> WHAT THE TASK ASKS: No pictures should appear in the copy; otherwise retype the entries exactly.

**** RECORD EXTRACTS ****

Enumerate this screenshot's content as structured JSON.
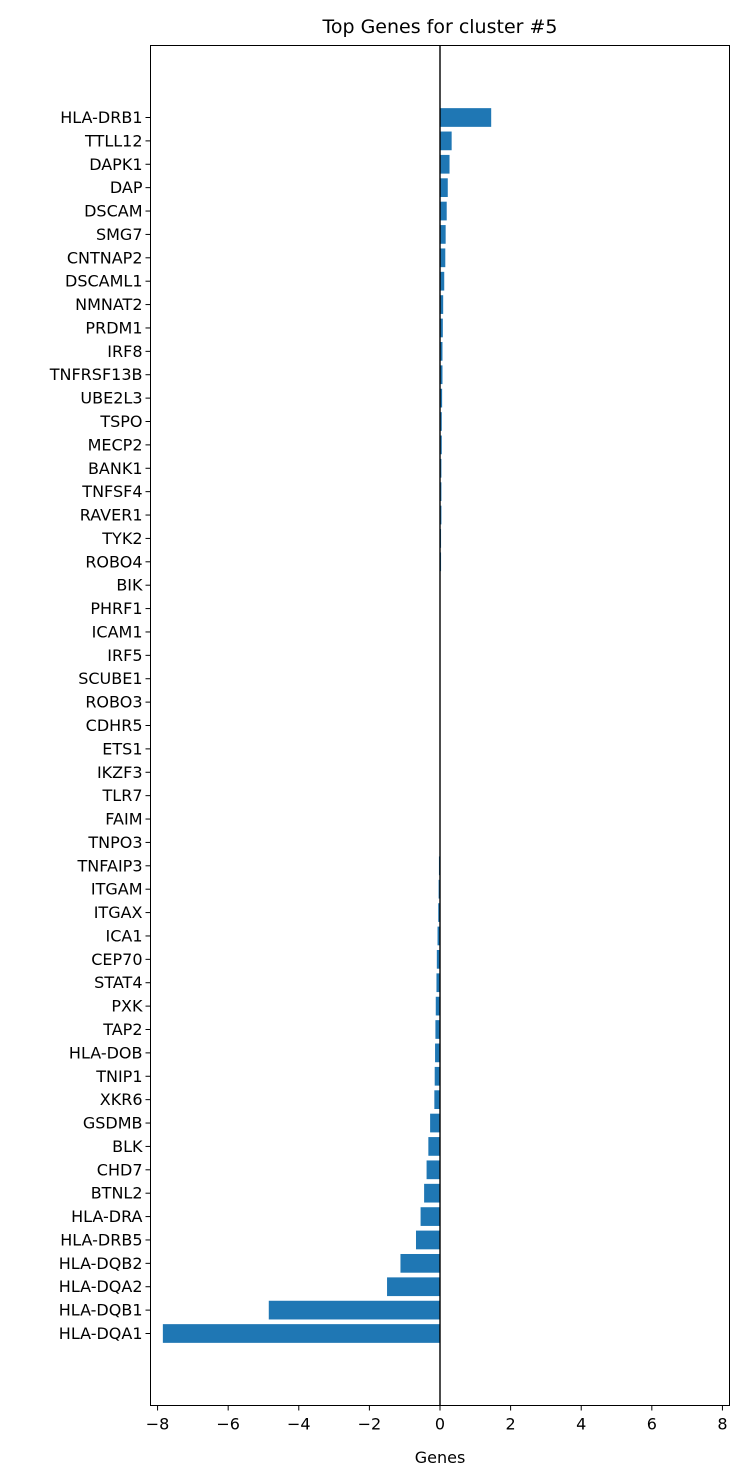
{
  "chart_data": {
    "type": "bar",
    "orientation": "horizontal",
    "title": "Top Genes for cluster #5",
    "xlabel": "Genes",
    "ylabel": "",
    "xlim": [
      -8.2,
      8.2
    ],
    "xticks": [
      -8,
      -6,
      -4,
      -2,
      0,
      2,
      4,
      6,
      8
    ],
    "xtick_labels": [
      "−8",
      "−6",
      "−4",
      "−2",
      "0",
      "2",
      "4",
      "6",
      "8"
    ],
    "bar_color": "#1f77b4",
    "zero_line": true,
    "grid": false,
    "categories": [
      "HLA-DRB1",
      "TTLL12",
      "DAPK1",
      "DAP",
      "DSCAM",
      "SMG7",
      "CNTNAP2",
      "DSCAML1",
      "NMNAT2",
      "PRDM1",
      "IRF8",
      "TNFRSF13B",
      "UBE2L3",
      "TSPO",
      "MECP2",
      "BANK1",
      "TNFSF4",
      "RAVER1",
      "TYK2",
      "ROBO4",
      "BIK",
      "PHRF1",
      "ICAM1",
      "IRF5",
      "SCUBE1",
      "ROBO3",
      "CDHR5",
      "ETS1",
      "IKZF3",
      "TLR7",
      "FAIM",
      "TNPO3",
      "TNFAIP3",
      "ITGAM",
      "ITGAX",
      "ICA1",
      "CEP70",
      "STAT4",
      "PXK",
      "TAP2",
      "HLA-DOB",
      "TNIP1",
      "XKR6",
      "GSDMB",
      "BLK",
      "CHD7",
      "BTNL2",
      "HLA-DRA",
      "HLA-DRB5",
      "HLA-DQB2",
      "HLA-DQA2",
      "HLA-DQB1",
      "HLA-DQA1"
    ],
    "values": [
      1.45,
      0.33,
      0.27,
      0.22,
      0.19,
      0.16,
      0.15,
      0.12,
      0.09,
      0.08,
      0.07,
      0.07,
      0.06,
      0.05,
      0.05,
      0.04,
      0.04,
      0.04,
      0.03,
      0.03,
      0.0,
      0.0,
      0.0,
      0.0,
      0.0,
      0.0,
      0.0,
      0.0,
      0.0,
      0.0,
      0.0,
      0.0,
      -0.03,
      -0.04,
      -0.05,
      -0.07,
      -0.09,
      -0.1,
      -0.12,
      -0.13,
      -0.14,
      -0.15,
      -0.16,
      -0.28,
      -0.33,
      -0.38,
      -0.45,
      -0.55,
      -0.68,
      -1.12,
      -1.5,
      -4.85,
      -7.85
    ]
  }
}
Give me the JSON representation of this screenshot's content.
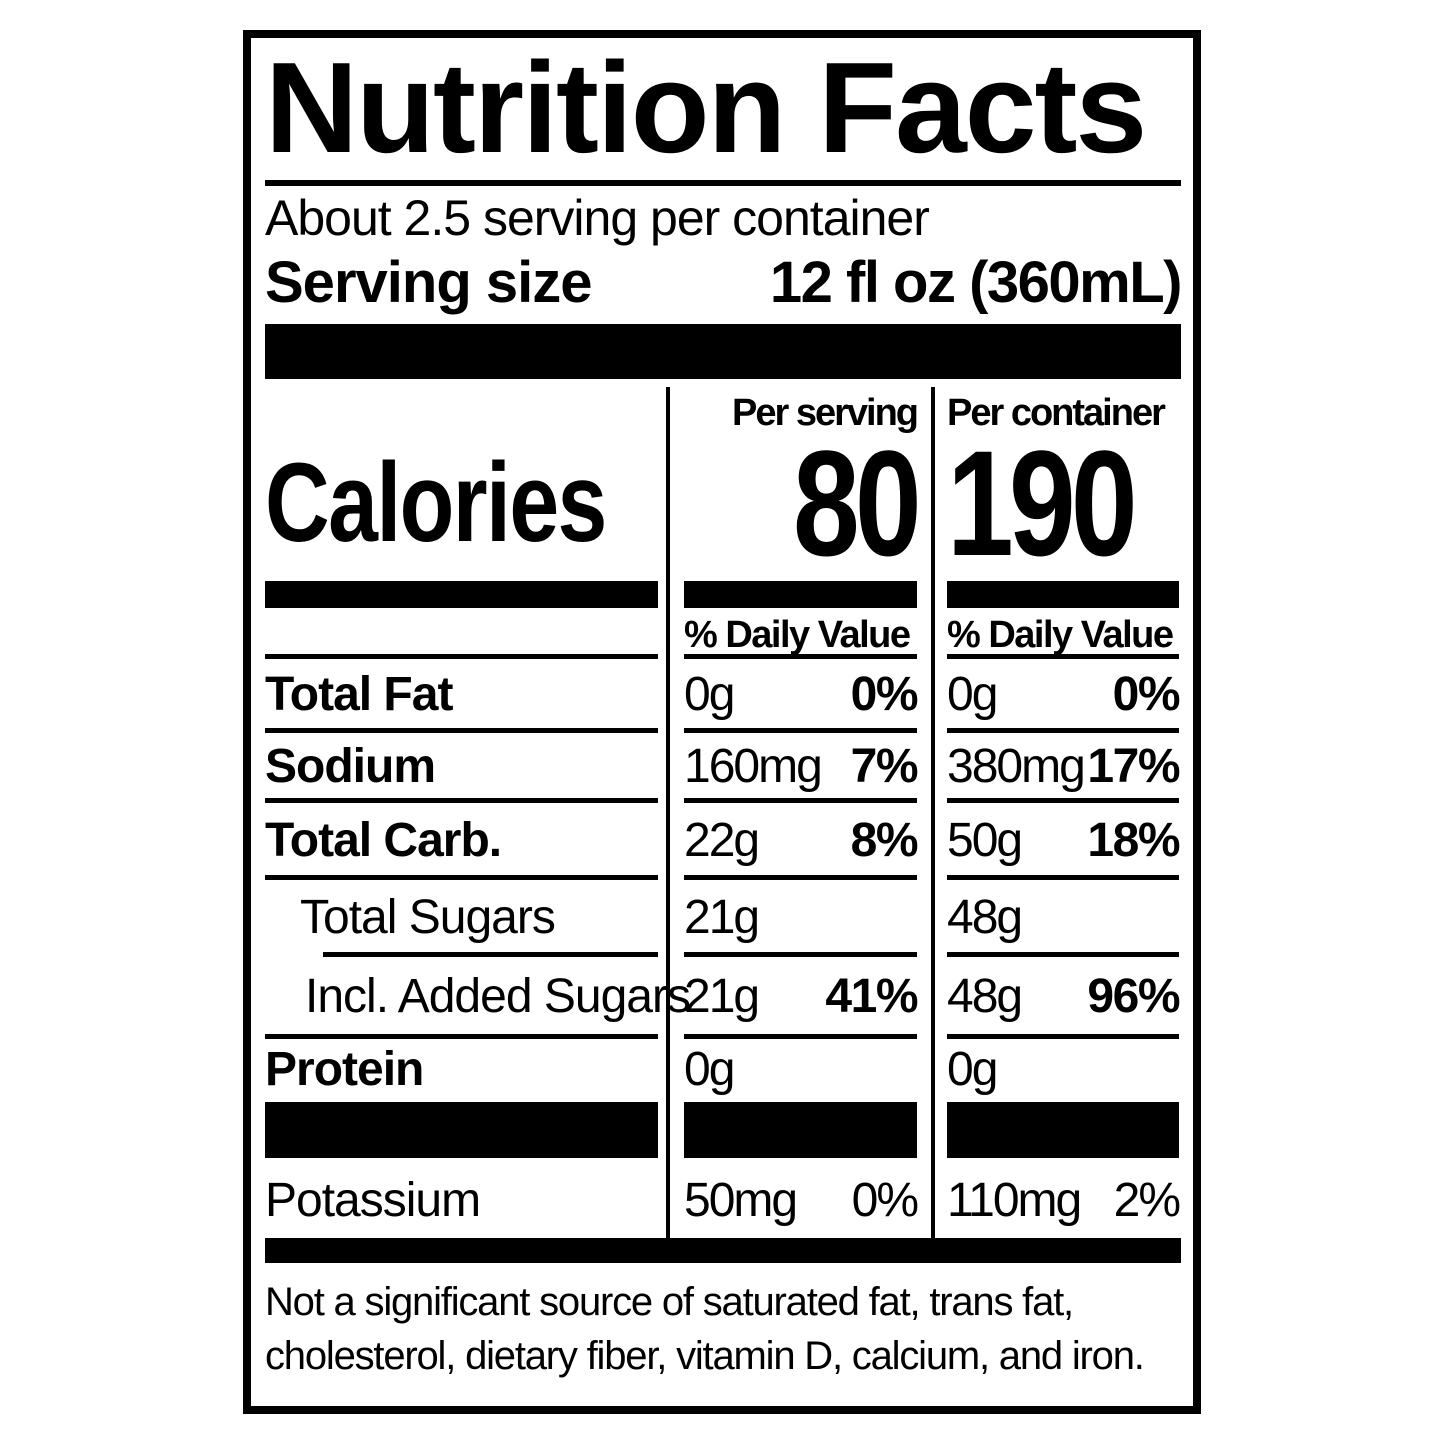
{
  "title": "Nutrition Facts",
  "servings_per_container": "About 2.5 serving per container",
  "serving_size": {
    "label": "Serving size",
    "value": "12 fl oz (360mL)"
  },
  "column_headers": {
    "per_serving": "Per serving",
    "per_container": "Per container"
  },
  "calories": {
    "label": "Calories",
    "per_serving": "80",
    "per_container": "190"
  },
  "daily_value_header": {
    "per_serving": "% Daily Value",
    "per_container": "% Daily Value"
  },
  "nutrients": [
    {
      "name": "Total Fat",
      "serving_amount": "0g",
      "serving_dv": "0%",
      "container_amount": "0g",
      "container_dv": "0%"
    },
    {
      "name": "Sodium",
      "serving_amount": "160mg",
      "serving_dv": "7%",
      "container_amount": "380mg",
      "container_dv": "17%"
    },
    {
      "name": "Total Carb.",
      "serving_amount": "22g",
      "serving_dv": "8%",
      "container_amount": "50g",
      "container_dv": "18%"
    },
    {
      "name": "Total Sugars",
      "serving_amount": "21g",
      "serving_dv": "",
      "container_amount": "48g",
      "container_dv": ""
    },
    {
      "name": "Incl. Added Sugars",
      "serving_amount": "21g",
      "serving_dv": "41%",
      "container_amount": "48g",
      "container_dv": "96%"
    },
    {
      "name": "Protein",
      "serving_amount": "0g",
      "serving_dv": "",
      "container_amount": "0g",
      "container_dv": ""
    }
  ],
  "potassium": {
    "name": "Potassium",
    "serving_amount": "50mg",
    "serving_dv": "0%",
    "container_amount": "110mg",
    "container_dv": "2%"
  },
  "footnote_line1": "Not a significant source of saturated fat, trans fat,",
  "footnote_line2": "cholesterol, dietary fiber, vitamin D, calcium, and iron.",
  "colors": {
    "ink": "#000000",
    "background": "#ffffff"
  }
}
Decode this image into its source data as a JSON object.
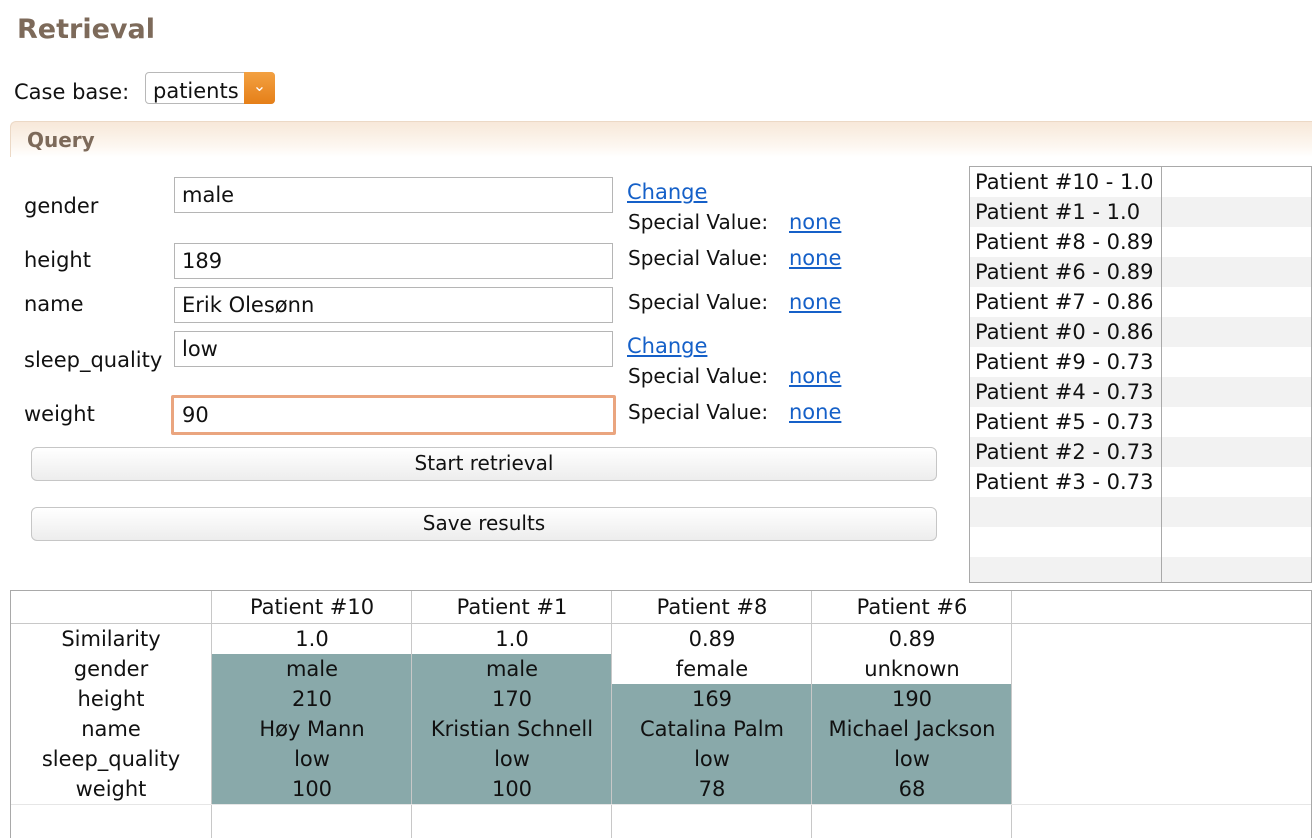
{
  "page": {
    "title": "Retrieval"
  },
  "casebase": {
    "label": "Case base:",
    "value": "patients",
    "dropdown_icon": "chevron-down-icon"
  },
  "query": {
    "section_title": "Query",
    "change_label": "Change",
    "special_value_label": "Special Value:",
    "special_value": "none",
    "fields": [
      {
        "label": "gender",
        "value": "male"
      },
      {
        "label": "height",
        "value": "189"
      },
      {
        "label": "name",
        "value": "Erik Olesønn"
      },
      {
        "label": "sleep_quality",
        "value": "low"
      },
      {
        "label": "weight",
        "value": "90"
      }
    ],
    "start_button": "Start retrieval",
    "save_button": "Save results"
  },
  "results_list": [
    "Patient #10 - 1.0",
    "Patient #1 - 1.0",
    "Patient #8 - 0.89",
    "Patient #6 - 0.89",
    "Patient #7 - 0.86",
    "Patient #0 - 0.86",
    "Patient #9 - 0.73",
    "Patient #4 - 0.73",
    "Patient #5 - 0.73",
    "Patient #2 - 0.73",
    "Patient #3 - 0.73"
  ],
  "table": {
    "columns": [
      "Patient #10",
      "Patient #1",
      "Patient #8",
      "Patient #6"
    ],
    "rows": [
      {
        "label": "Similarity",
        "values": [
          "1.0",
          "1.0",
          "0.89",
          "0.89"
        ]
      },
      {
        "label": "gender",
        "values": [
          "male",
          "male",
          "female",
          "unknown"
        ]
      },
      {
        "label": "height",
        "values": [
          "210",
          "170",
          "169",
          "190"
        ]
      },
      {
        "label": "name",
        "values": [
          "Høy Mann",
          "Kristian Schnell",
          "Catalina Palm",
          "Michael Jackson"
        ]
      },
      {
        "label": "sleep_quality",
        "values": [
          "low",
          "low",
          "low",
          "low"
        ]
      },
      {
        "label": "weight",
        "values": [
          "100",
          "100",
          "78",
          "68"
        ]
      }
    ],
    "highlight_color": "#89a9aa"
  }
}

****

> ANSWER BELOW:
Enumerate this screenshot's content as structured JSON.
{
  "chart_data": {
    "type": "bar",
    "orientation": "horizontal",
    "title": "Top Genes for cluster #5",
    "xlabel": "Genes",
    "ylabel": "",
    "xlim": [
      -8.2,
      8.2
    ],
    "xticks": [
      -8,
      -6,
      -4,
      -2,
      0,
      2,
      4,
      6,
      8
    ],
    "xtick_labels": [
      "−8",
      "−6",
      "−4",
      "−2",
      "0",
      "2",
      "4",
      "6",
      "8"
    ],
    "bar_color": "#1f77b4",
    "zero_line": true,
    "grid": false,
    "categories": [
      "HLA-DRB1",
      "TTLL12",
      "DAPK1",
      "DAP",
      "DSCAM",
      "SMG7",
      "CNTNAP2",
      "DSCAML1",
      "NMNAT2",
      "PRDM1",
      "IRF8",
      "TNFRSF13B",
      "UBE2L3",
      "TSPO",
      "MECP2",
      "BANK1",
      "TNFSF4",
      "RAVER1",
      "TYK2",
      "ROBO4",
      "BIK",
      "PHRF1",
      "ICAM1",
      "IRF5",
      "SCUBE1",
      "ROBO3",
      "CDHR5",
      "ETS1",
      "IKZF3",
      "TLR7",
      "FAIM",
      "TNPO3",
      "TNFAIP3",
      "ITGAM",
      "ITGAX",
      "ICA1",
      "CEP70",
      "STAT4",
      "PXK",
      "TAP2",
      "HLA-DOB",
      "TNIP1",
      "XKR6",
      "GSDMB",
      "BLK",
      "CHD7",
      "BTNL2",
      "HLA-DRA",
      "HLA-DRB5",
      "HLA-DQB2",
      "HLA-DQA2",
      "HLA-DQB1",
      "HLA-DQA1"
    ],
    "values": [
      1.45,
      0.33,
      0.27,
      0.22,
      0.19,
      0.16,
      0.15,
      0.12,
      0.09,
      0.08,
      0.07,
      0.07,
      0.06,
      0.05,
      0.05,
      0.04,
      0.04,
      0.04,
      0.03,
      0.03,
      0.0,
      0.0,
      0.0,
      0.0,
      0.0,
      0.0,
      0.0,
      0.0,
      0.0,
      0.0,
      0.0,
      0.0,
      -0.03,
      -0.04,
      -0.05,
      -0.07,
      -0.09,
      -0.1,
      -0.12,
      -0.13,
      -0.14,
      -0.15,
      -0.16,
      -0.28,
      -0.33,
      -0.38,
      -0.45,
      -0.55,
      -0.68,
      -1.12,
      -1.5,
      -4.85,
      -7.85
    ]
  }
}
Give me the JSON representation of this screenshot's content.
{
  "title": "Nutrition Facts",
  "servings_per_container": "About 2.5 serving per container",
  "serving_size": {
    "label": "Serving size",
    "value": "12 fl oz (360mL)"
  },
  "column_headers": {
    "per_serving": "Per serving",
    "per_container": "Per container"
  },
  "calories": {
    "label": "Calories",
    "per_serving": "80",
    "per_container": "190"
  },
  "daily_value_header": {
    "per_serving": "% Daily Value",
    "per_container": "% Daily Value"
  },
  "nutrients": [
    {
      "name": "Total Fat",
      "serving_amount": "0g",
      "serving_dv": "0%",
      "container_amount": "0g",
      "container_dv": "0%"
    },
    {
      "name": "Sodium",
      "serving_amount": "160mg",
      "serving_dv": "7%",
      "container_amount": "380mg",
      "container_dv": "17%"
    },
    {
      "name": "Total Carb.",
      "serving_amount": "22g",
      "serving_dv": "8%",
      "container_amount": "50g",
      "container_dv": "18%"
    },
    {
      "name": "Total Sugars",
      "serving_amount": "21g",
      "serving_dv": "",
      "container_amount": "48g",
      "container_dv": ""
    },
    {
      "name": "Incl. Added Sugars",
      "serving_amount": "21g",
      "serving_dv": "41%",
      "container_amount": "48g",
      "container_dv": "96%"
    },
    {
      "name": "Protein",
      "serving_amount": "0g",
      "serving_dv": "",
      "container_amount": "0g",
      "container_dv": ""
    }
  ],
  "potassium": {
    "name": "Potassium",
    "serving_amount": "50mg",
    "serving_dv": "0%",
    "container_amount": "110mg",
    "container_dv": "2%"
  },
  "footnote_line1": "Not a significant source of saturated fat, trans fat,",
  "footnote_line2": "cholesterol, dietary fiber, vitamin D, calcium, and iron.",
  "colors": {
    "ink": "#000000",
    "background": "#ffffff"
  }
}
Decode this image into its source data as a JSON object.
{
  "page": {
    "title": "Retrieval"
  },
  "casebase": {
    "label": "Case base:",
    "value": "patients",
    "dropdown_icon": "chevron-down-icon"
  },
  "query": {
    "section_title": "Query",
    "change_label": "Change",
    "special_value_label": "Special Value:",
    "special_value": "none",
    "fields": [
      {
        "label": "gender",
        "value": "male"
      },
      {
        "label": "height",
        "value": "189"
      },
      {
        "label": "name",
        "value": "Erik Olesønn"
      },
      {
        "label": "sleep_quality",
        "value": "low"
      },
      {
        "label": "weight",
        "value": "90"
      }
    ],
    "start_button": "Start retrieval",
    "save_button": "Save results"
  },
  "results_list": [
    "Patient #10 - 1.0",
    "Patient #1 - 1.0",
    "Patient #8 - 0.89",
    "Patient #6 - 0.89",
    "Patient #7 - 0.86",
    "Patient #0 - 0.86",
    "Patient #9 - 0.73",
    "Patient #4 - 0.73",
    "Patient #5 - 0.73",
    "Patient #2 - 0.73",
    "Patient #3 - 0.73"
  ],
  "table": {
    "columns": [
      "Patient #10",
      "Patient #1",
      "Patient #8",
      "Patient #6"
    ],
    "rows": [
      {
        "label": "Similarity",
        "values": [
          "1.0",
          "1.0",
          "0.89",
          "0.89"
        ]
      },
      {
        "label": "gender",
        "values": [
          "male",
          "male",
          "female",
          "unknown"
        ]
      },
      {
        "label": "height",
        "values": [
          "210",
          "170",
          "169",
          "190"
        ]
      },
      {
        "label": "name",
        "values": [
          "Høy Mann",
          "Kristian Schnell",
          "Catalina Palm",
          "Michael Jackson"
        ]
      },
      {
        "label": "sleep_quality",
        "values": [
          "low",
          "low",
          "low",
          "low"
        ]
      },
      {
        "label": "weight",
        "values": [
          "100",
          "100",
          "78",
          "68"
        ]
      }
    ],
    "highlight_color": "#89a9aa"
  }
}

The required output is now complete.